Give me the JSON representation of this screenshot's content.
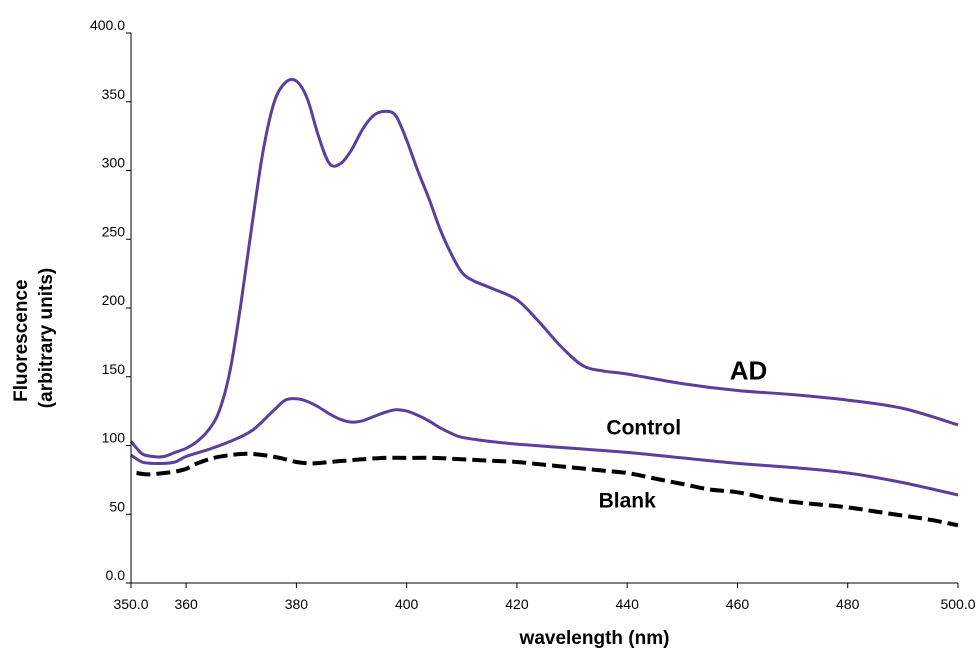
{
  "chart_data": {
    "type": "line",
    "title": "",
    "xlabel": "wavelength (nm)",
    "ylabel_lines": [
      "Fluorescence",
      "(arbitrary units)"
    ],
    "xlim": [
      350,
      500
    ],
    "ylim": [
      0,
      400
    ],
    "grid": false,
    "legend": "inline labels",
    "x_ticks": [
      {
        "value": 350,
        "label": "350.0"
      },
      {
        "value": 360,
        "label": "360"
      },
      {
        "value": 380,
        "label": "380"
      },
      {
        "value": 400,
        "label": "400"
      },
      {
        "value": 420,
        "label": "420"
      },
      {
        "value": 440,
        "label": "440"
      },
      {
        "value": 460,
        "label": "460"
      },
      {
        "value": 480,
        "label": "480"
      },
      {
        "value": 500,
        "label": "500.0"
      }
    ],
    "y_ticks": [
      {
        "value": 0,
        "label": "0.0"
      },
      {
        "value": 50,
        "label": "50"
      },
      {
        "value": 100,
        "label": "100"
      },
      {
        "value": 150,
        "label": "150"
      },
      {
        "value": 200,
        "label": "200"
      },
      {
        "value": 250,
        "label": "250"
      },
      {
        "value": 300,
        "label": "300"
      },
      {
        "value": 350,
        "label": "350"
      },
      {
        "value": 400,
        "label": "400.0"
      }
    ],
    "series": [
      {
        "name": "AD",
        "color": "#5b3f9e",
        "dash": "solid",
        "label_at": {
          "x": 462,
          "y": 148
        },
        "label_size": "large",
        "x": [
          350,
          352,
          354,
          356,
          358,
          360,
          362,
          364,
          366,
          368,
          370,
          372,
          374,
          376,
          378,
          380,
          382,
          384,
          386,
          388,
          390,
          392,
          394,
          396,
          398,
          400,
          402,
          404,
          406,
          408,
          410,
          412,
          415,
          420,
          424,
          428,
          432,
          436,
          440,
          450,
          460,
          470,
          480,
          490,
          500
        ],
        "y": [
          103,
          94,
          92,
          92,
          95,
          98,
          103,
          111,
          125,
          155,
          205,
          262,
          315,
          350,
          364,
          365,
          352,
          325,
          305,
          305,
          315,
          330,
          340,
          343,
          340,
          322,
          300,
          280,
          258,
          240,
          226,
          220,
          215,
          206,
          190,
          172,
          158,
          154,
          152,
          145,
          140,
          137,
          133,
          127,
          115
        ]
      },
      {
        "name": "Control",
        "color": "#5b3f9e",
        "dash": "solid",
        "label_at": {
          "x": 443,
          "y": 108
        },
        "label_size": "medium",
        "x": [
          350,
          352,
          354,
          356,
          358,
          360,
          364,
          368,
          372,
          376,
          378,
          380,
          382,
          384,
          386,
          388,
          390,
          392,
          394,
          396,
          398,
          400,
          402,
          404,
          406,
          408,
          410,
          415,
          420,
          430,
          440,
          450,
          460,
          470,
          480,
          490,
          500
        ],
        "y": [
          93,
          88,
          87,
          87,
          88,
          92,
          97,
          103,
          111,
          126,
          133,
          134,
          132,
          128,
          123,
          119,
          117,
          118,
          121,
          124,
          126,
          125,
          122,
          118,
          113,
          109,
          106,
          103,
          101,
          98,
          95,
          91,
          87,
          84,
          80,
          73,
          64
        ]
      },
      {
        "name": "Blank",
        "color": "#000000",
        "dash": "dashed",
        "label_at": {
          "x": 440,
          "y": 55
        },
        "label_size": "medium",
        "x": [
          351,
          353,
          356,
          358,
          360,
          362,
          365,
          368,
          371,
          374,
          377,
          380,
          383,
          386,
          389,
          392,
          396,
          400,
          405,
          410,
          415,
          420,
          425,
          430,
          435,
          440,
          445,
          450,
          455,
          460,
          465,
          470,
          475,
          480,
          485,
          490,
          495,
          500
        ],
        "y": [
          80,
          79,
          80,
          81,
          83,
          87,
          91,
          93,
          94,
          93,
          91,
          88,
          87,
          88,
          89,
          90,
          91,
          91,
          91,
          90,
          89,
          88,
          86,
          84,
          82,
          80,
          76,
          72,
          68,
          66,
          62,
          59,
          57,
          55,
          52,
          49,
          46,
          42
        ]
      }
    ]
  }
}
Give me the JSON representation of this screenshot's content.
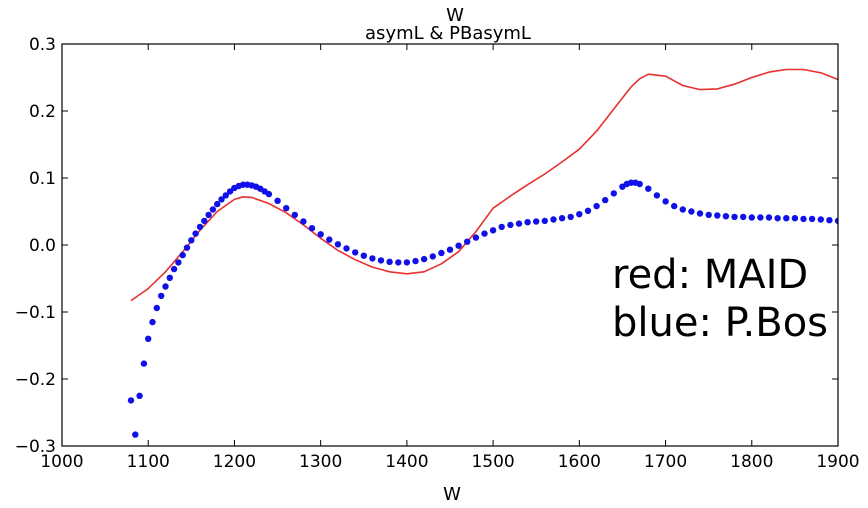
{
  "chart_data": {
    "type": "line",
    "title": "asymL & PBasymL",
    "top_axis_label": "W",
    "xlabel": "W",
    "ylabel": "",
    "xlim": [
      1000,
      1900
    ],
    "ylim": [
      -0.3,
      0.3
    ],
    "x_ticks": [
      "1000",
      "1100",
      "1200",
      "1300",
      "1400",
      "1500",
      "1600",
      "1700",
      "1800",
      "1900"
    ],
    "y_ticks": [
      "0.3",
      "0.2",
      "0.1",
      "0.0",
      "−0.1",
      "−0.2",
      "−0.3"
    ],
    "grid": false,
    "annotations": [
      "red: MAID",
      "blue: P.Bos"
    ],
    "series": [
      {
        "name": "MAID",
        "style": "line",
        "color": "#e8302e",
        "x": [
          1080,
          1100,
          1120,
          1140,
          1160,
          1180,
          1200,
          1210,
          1220,
          1240,
          1260,
          1280,
          1300,
          1320,
          1340,
          1360,
          1380,
          1400,
          1420,
          1440,
          1460,
          1480,
          1500,
          1520,
          1540,
          1560,
          1580,
          1600,
          1620,
          1640,
          1660,
          1670,
          1680,
          1700,
          1720,
          1740,
          1760,
          1780,
          1800,
          1820,
          1840,
          1860,
          1880,
          1900
        ],
        "y": [
          -0.083,
          -0.065,
          -0.04,
          -0.01,
          0.022,
          0.05,
          0.068,
          0.072,
          0.071,
          0.062,
          0.048,
          0.03,
          0.01,
          -0.008,
          -0.022,
          -0.033,
          -0.04,
          -0.043,
          -0.04,
          -0.028,
          -0.01,
          0.02,
          0.055,
          0.073,
          0.09,
          0.106,
          0.124,
          0.143,
          0.17,
          0.203,
          0.236,
          0.248,
          0.255,
          0.252,
          0.238,
          0.232,
          0.233,
          0.24,
          0.25,
          0.258,
          0.262,
          0.262,
          0.257,
          0.247
        ]
      },
      {
        "name": "P.Bos",
        "style": "points",
        "color": "#1010e8",
        "x": [
          1080,
          1085,
          1090,
          1095,
          1100,
          1105,
          1110,
          1115,
          1120,
          1125,
          1130,
          1135,
          1140,
          1145,
          1150,
          1155,
          1160,
          1165,
          1170,
          1175,
          1180,
          1185,
          1190,
          1195,
          1200,
          1205,
          1210,
          1215,
          1220,
          1225,
          1230,
          1235,
          1240,
          1250,
          1260,
          1270,
          1280,
          1290,
          1300,
          1310,
          1320,
          1330,
          1340,
          1350,
          1360,
          1370,
          1380,
          1390,
          1400,
          1410,
          1420,
          1430,
          1440,
          1450,
          1460,
          1470,
          1480,
          1490,
          1500,
          1510,
          1520,
          1530,
          1540,
          1550,
          1560,
          1570,
          1580,
          1590,
          1600,
          1610,
          1620,
          1630,
          1640,
          1650,
          1655,
          1660,
          1665,
          1670,
          1680,
          1690,
          1700,
          1710,
          1720,
          1730,
          1740,
          1750,
          1760,
          1770,
          1780,
          1790,
          1800,
          1810,
          1820,
          1830,
          1840,
          1850,
          1860,
          1870,
          1880,
          1890,
          1900
        ],
        "y": [
          -0.232,
          -0.283,
          -0.225,
          -0.177,
          -0.14,
          -0.115,
          -0.094,
          -0.076,
          -0.062,
          -0.049,
          -0.036,
          -0.026,
          -0.015,
          -0.004,
          0.007,
          0.017,
          0.027,
          0.036,
          0.045,
          0.053,
          0.061,
          0.068,
          0.074,
          0.08,
          0.085,
          0.088,
          0.09,
          0.09,
          0.089,
          0.087,
          0.084,
          0.08,
          0.076,
          0.066,
          0.055,
          0.045,
          0.035,
          0.025,
          0.016,
          0.008,
          0.001,
          -0.005,
          -0.011,
          -0.016,
          -0.02,
          -0.023,
          -0.025,
          -0.026,
          -0.026,
          -0.024,
          -0.021,
          -0.017,
          -0.012,
          -0.007,
          -0.001,
          0.005,
          0.011,
          0.017,
          0.022,
          0.027,
          0.03,
          0.032,
          0.034,
          0.035,
          0.036,
          0.038,
          0.04,
          0.042,
          0.046,
          0.051,
          0.058,
          0.067,
          0.077,
          0.087,
          0.091,
          0.093,
          0.093,
          0.091,
          0.084,
          0.074,
          0.065,
          0.058,
          0.053,
          0.05,
          0.047,
          0.045,
          0.044,
          0.043,
          0.042,
          0.042,
          0.041,
          0.041,
          0.041,
          0.04,
          0.04,
          0.04,
          0.039,
          0.039,
          0.038,
          0.037,
          0.036
        ]
      }
    ]
  }
}
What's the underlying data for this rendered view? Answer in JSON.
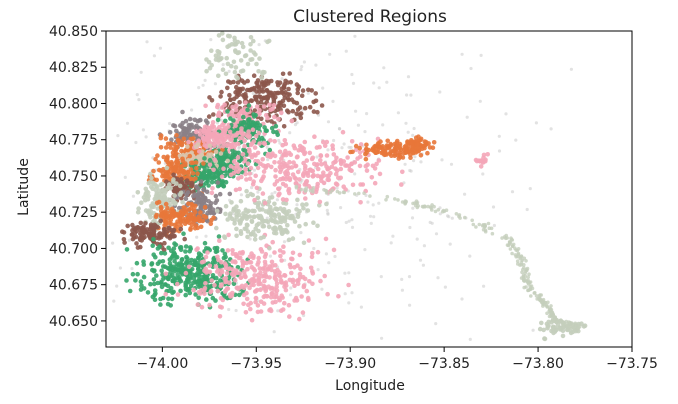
{
  "chart_data": {
    "type": "scatter",
    "title": "Clustered Regions",
    "xlabel": "Longitude",
    "ylabel": "Latitude",
    "xlim": [
      -74.03,
      -73.75
    ],
    "ylim": [
      40.632,
      40.85
    ],
    "xticks": [
      -74.0,
      -73.95,
      -73.9,
      -73.85,
      -73.8,
      -73.75
    ],
    "xtick_labels": [
      "−74.00",
      "−73.95",
      "−73.90",
      "−73.85",
      "−73.80",
      "−73.75"
    ],
    "yticks": [
      40.65,
      40.675,
      40.7,
      40.725,
      40.75,
      40.775,
      40.8,
      40.825,
      40.85
    ],
    "ytick_labels": [
      "40.650",
      "40.675",
      "40.700",
      "40.725",
      "40.750",
      "40.775",
      "40.800",
      "40.825",
      "40.850"
    ],
    "grid": false,
    "legend": "none",
    "colors": {
      "brown": "#8c564b",
      "pink": "#f4a6b8",
      "green": "#35a56a",
      "orange": "#e8773a",
      "gray": "#8a7f86",
      "sage": "#c4cebc",
      "lightgray": "#cbcbcb",
      "beige": "#d9c6b0"
    },
    "clusters": [
      {
        "color": "brown",
        "center": [
          -73.945,
          40.803
        ],
        "spread": [
          0.012,
          0.009
        ],
        "n": 220
      },
      {
        "color": "pink",
        "center": [
          -73.957,
          40.789
        ],
        "spread": [
          0.01,
          0.006
        ],
        "n": 110
      },
      {
        "color": "green",
        "center": [
          -73.955,
          40.781
        ],
        "spread": [
          0.008,
          0.006
        ],
        "n": 120
      },
      {
        "color": "pink",
        "center": [
          -73.962,
          40.772
        ],
        "spread": [
          0.008,
          0.006
        ],
        "n": 110
      },
      {
        "color": "green",
        "center": [
          -73.967,
          40.76
        ],
        "spread": [
          0.006,
          0.006
        ],
        "n": 110
      },
      {
        "color": "gray",
        "center": [
          -73.985,
          40.78
        ],
        "spread": [
          0.006,
          0.005
        ],
        "n": 90
      },
      {
        "color": "orange",
        "center": [
          -73.987,
          40.768
        ],
        "spread": [
          0.007,
          0.005
        ],
        "n": 110
      },
      {
        "color": "pink",
        "center": [
          -73.973,
          40.777
        ],
        "spread": [
          0.006,
          0.004
        ],
        "n": 80
      },
      {
        "color": "beige",
        "center": [
          -73.981,
          40.76
        ],
        "spread": [
          0.006,
          0.005
        ],
        "n": 90
      },
      {
        "color": "green",
        "center": [
          -73.977,
          40.751
        ],
        "spread": [
          0.006,
          0.005
        ],
        "n": 110
      },
      {
        "color": "orange",
        "center": [
          -73.993,
          40.753
        ],
        "spread": [
          0.006,
          0.005
        ],
        "n": 110
      },
      {
        "color": "brown",
        "center": [
          -73.991,
          40.742
        ],
        "spread": [
          0.004,
          0.004
        ],
        "n": 70
      },
      {
        "color": "gray",
        "center": [
          -73.98,
          40.73
        ],
        "spread": [
          0.006,
          0.006
        ],
        "n": 110
      },
      {
        "color": "sage",
        "center": [
          -74.001,
          40.733
        ],
        "spread": [
          0.006,
          0.01
        ],
        "n": 130
      },
      {
        "color": "orange",
        "center": [
          -73.99,
          40.722
        ],
        "spread": [
          0.007,
          0.005
        ],
        "n": 120
      },
      {
        "color": "brown",
        "center": [
          -74.005,
          40.71
        ],
        "spread": [
          0.007,
          0.004
        ],
        "n": 110
      },
      {
        "color": "green",
        "center": [
          -73.985,
          40.683
        ],
        "spread": [
          0.013,
          0.01
        ],
        "n": 340
      },
      {
        "color": "pink",
        "center": [
          -73.95,
          40.68
        ],
        "spread": [
          0.018,
          0.012
        ],
        "n": 300
      },
      {
        "color": "sage",
        "center": [
          -73.945,
          40.721
        ],
        "spread": [
          0.012,
          0.008
        ],
        "n": 180
      },
      {
        "color": "pink",
        "center": [
          -73.925,
          40.755
        ],
        "spread": [
          0.022,
          0.01
        ],
        "n": 280
      },
      {
        "color": "orange",
        "center": [
          -73.875,
          40.768
        ],
        "spread": [
          0.01,
          0.003
        ],
        "n": 110
      },
      {
        "color": "orange",
        "center": [
          -73.865,
          40.773
        ],
        "spread": [
          0.004,
          0.002
        ],
        "n": 40
      },
      {
        "color": "pink",
        "center": [
          -73.83,
          40.761
        ],
        "spread": [
          0.002,
          0.002
        ],
        "n": 15
      },
      {
        "color": "sage",
        "center": [
          -73.96,
          40.835
        ],
        "spread": [
          0.008,
          0.008
        ],
        "n": 70
      },
      {
        "color": "sage",
        "center": [
          -73.787,
          40.645
        ],
        "spread": [
          0.006,
          0.003
        ],
        "n": 50
      },
      {
        "color": "lightgray",
        "center": [
          -73.93,
          40.745
        ],
        "spread": [
          0.06,
          0.05
        ],
        "n": 350
      }
    ],
    "paths": [
      {
        "color": "sage",
        "points": [
          [
            -73.93,
            40.742
          ],
          [
            -73.88,
            40.735
          ],
          [
            -73.845,
            40.725
          ],
          [
            -73.815,
            40.705
          ],
          [
            -73.808,
            40.69
          ],
          [
            -73.805,
            40.672
          ],
          [
            -73.795,
            40.66
          ],
          [
            -73.79,
            40.65
          ],
          [
            -73.778,
            40.645
          ]
        ],
        "n": 260,
        "jitter": 0.0012
      }
    ]
  }
}
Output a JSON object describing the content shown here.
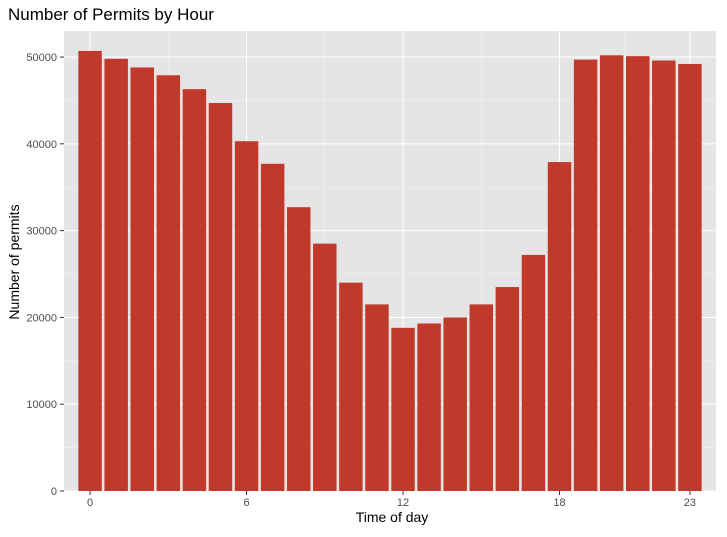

= = =

▶ [Task brief]:
Pick out the lines containing the word "xlabel" and show them.

▶ [Finished task]:
    "xlabel": "wavelength (nm)",
    "xlabel": "W",
    "xlabel": "Longitude",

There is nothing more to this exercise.